■ **AIM OF THE TASK**: Find each line containing the string "мене". Copy it.

■ **SUPPLIED RECORDS**:
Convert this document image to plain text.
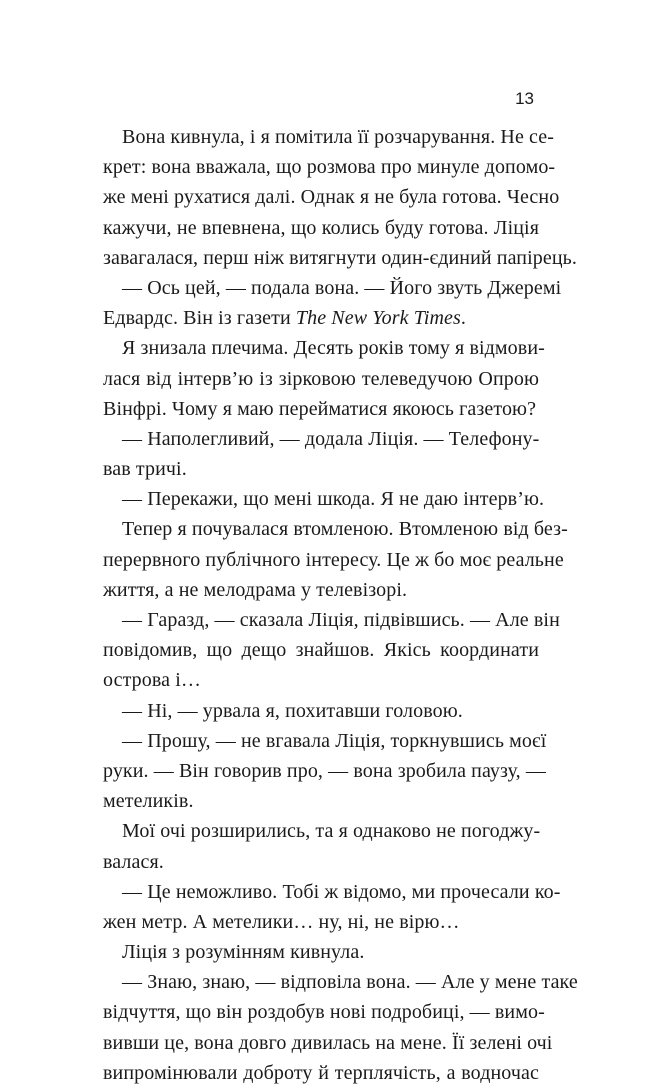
13

Вона кивнула, і я помітила її розчарування. Не се-
крет: вона вважала, що розмова про минуле допомо-
же мені рухатися далі. Однак я не була готова. Чесно
кажучи, не впевнена, що колись буду готова. Ліція
завагалася, перш ніж витягнути один-єдиний папірець.

— Ось цей, — подала вона. — Його звуть Джеремі
Едвардс. Він із газети The New York Times.

Я знизала плечима. Десять років тому я відмови-
лася від інтерв’ю із зірковою телеведучою Опрою
Вінфрі. Чому я маю перейматися якоюсь газетою?

— Наполегливий, — додала Ліція. — Телефону-
вав тричі.

— Перекажи, що мені шкода. Я не даю інтерв’ю.

Тепер я почувалася втомленою. Втомленою від без-
перервного публічного інтересу. Це ж бо моє реальне
життя, а не мелодрама у телевізорі.

— Гаразд, — сказала Ліція, підвівшись. — Але він
повідомив, що дещо знайшов. Якісь координати
острова і…

— Ні, — урвала я, похитавши головою.

— Прошу, — не вгавала Ліція, торкнувшись моєї
руки. — Він говорив про, — вона зробила паузу, —
метеликів.

Мої очі розширились, та я однаково не погоджу-
валася.

— Це неможливо. Тобі ж відомо, ми прочесали ко-
жен метр. А метелики… ну, ні, не вірю…

Ліція з розумінням кивнула.

— Знаю, знаю, — відповіла вона. — Але у мене таке
відчуття, що він роздобув нові подробиці, — вимо-
вивши це, вона довго дивилась на мене. Її зелені очі
випромінювали доброту й терплячість, а водночас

■ **COMPLETED EXERCISE**:
— Знаю, знаю, — відповіла вона. — Але у мене таке
вивши це, вона довго дивилась на мене. Її зелені очі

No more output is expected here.